- **Request**: Print the records below exactly as they appear.

[Figure data in JSON]
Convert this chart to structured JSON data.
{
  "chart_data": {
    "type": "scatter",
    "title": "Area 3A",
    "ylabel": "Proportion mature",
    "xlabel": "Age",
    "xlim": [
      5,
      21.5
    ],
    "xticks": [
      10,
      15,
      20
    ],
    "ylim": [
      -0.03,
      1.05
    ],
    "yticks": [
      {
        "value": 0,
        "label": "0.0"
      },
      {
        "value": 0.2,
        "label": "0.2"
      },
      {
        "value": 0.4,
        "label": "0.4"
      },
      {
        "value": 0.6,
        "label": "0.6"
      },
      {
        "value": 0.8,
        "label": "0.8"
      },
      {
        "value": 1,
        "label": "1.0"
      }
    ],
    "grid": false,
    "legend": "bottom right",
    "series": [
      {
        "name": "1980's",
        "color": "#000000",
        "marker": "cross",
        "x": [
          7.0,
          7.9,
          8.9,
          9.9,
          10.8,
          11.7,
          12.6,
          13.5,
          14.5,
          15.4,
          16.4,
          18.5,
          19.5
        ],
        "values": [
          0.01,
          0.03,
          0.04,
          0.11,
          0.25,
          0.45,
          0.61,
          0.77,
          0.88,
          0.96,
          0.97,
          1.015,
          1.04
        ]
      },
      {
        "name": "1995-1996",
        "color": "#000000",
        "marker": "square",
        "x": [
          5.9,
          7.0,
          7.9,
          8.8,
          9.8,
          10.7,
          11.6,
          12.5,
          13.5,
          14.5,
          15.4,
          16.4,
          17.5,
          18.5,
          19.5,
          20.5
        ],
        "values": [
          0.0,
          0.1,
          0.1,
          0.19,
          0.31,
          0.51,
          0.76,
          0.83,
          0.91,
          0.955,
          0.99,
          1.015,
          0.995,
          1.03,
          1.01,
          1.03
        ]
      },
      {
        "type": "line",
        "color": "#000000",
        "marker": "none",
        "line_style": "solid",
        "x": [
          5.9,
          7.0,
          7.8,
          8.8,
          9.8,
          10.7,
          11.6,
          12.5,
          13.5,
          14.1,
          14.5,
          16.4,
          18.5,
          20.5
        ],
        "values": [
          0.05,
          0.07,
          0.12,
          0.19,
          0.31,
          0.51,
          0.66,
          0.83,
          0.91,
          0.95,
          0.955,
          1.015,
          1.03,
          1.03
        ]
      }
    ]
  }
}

- **Answer below**:
Convert this chart to structured JSON data.
{
  "chart_data": {
    "type": "scatter",
    "title": "Area 3A",
    "ylabel": "Proportion mature",
    "xlabel": "Age",
    "xlim": [
      5,
      21.5
    ],
    "xticks": [
      10,
      15,
      20
    ],
    "ylim": [
      -0.03,
      1.05
    ],
    "yticks": [
      {
        "value": 0,
        "label": "0.0"
      },
      {
        "value": 0.2,
        "label": "0.2"
      },
      {
        "value": 0.4,
        "label": "0.4"
      },
      {
        "value": 0.6,
        "label": "0.6"
      },
      {
        "value": 0.8,
        "label": "0.8"
      },
      {
        "value": 1,
        "label": "1.0"
      }
    ],
    "grid": false,
    "legend": "bottom right",
    "series": [
      {
        "name": "1980's",
        "color": "#000000",
        "marker": "cross",
        "x": [
          7.0,
          7.9,
          8.9,
          9.9,
          10.8,
          11.7,
          12.6,
          13.5,
          14.5,
          15.4,
          16.4,
          18.5,
          19.5
        ],
        "values": [
          0.01,
          0.03,
          0.04,
          0.11,
          0.25,
          0.45,
          0.61,
          0.77,
          0.88,
          0.96,
          0.97,
          1.015,
          1.04
        ]
      },
      {
        "name": "1995-1996",
        "color": "#000000",
        "marker": "square",
        "x": [
          5.9,
          7.0,
          7.9,
          8.8,
          9.8,
          10.7,
          11.6,
          12.5,
          13.5,
          14.5,
          15.4,
          16.4,
          17.5,
          18.5,
          19.5,
          20.5
        ],
        "values": [
          0.0,
          0.1,
          0.1,
          0.19,
          0.31,
          0.51,
          0.76,
          0.83,
          0.91,
          0.955,
          0.99,
          1.015,
          0.995,
          1.03,
          1.01,
          1.03
        ]
      },
      {
        "type": "line",
        "color": "#000000",
        "marker": "none",
        "line_style": "solid",
        "x": [
          5.9,
          7.0,
          7.8,
          8.8,
          9.8,
          10.7,
          11.6,
          12.5,
          13.5,
          14.1,
          14.5,
          16.4,
          18.5,
          20.5
        ],
        "values": [
          0.05,
          0.07,
          0.12,
          0.19,
          0.31,
          0.51,
          0.66,
          0.83,
          0.91,
          0.95,
          0.955,
          1.015,
          1.03,
          1.03
        ]
      }
    ]
  }
}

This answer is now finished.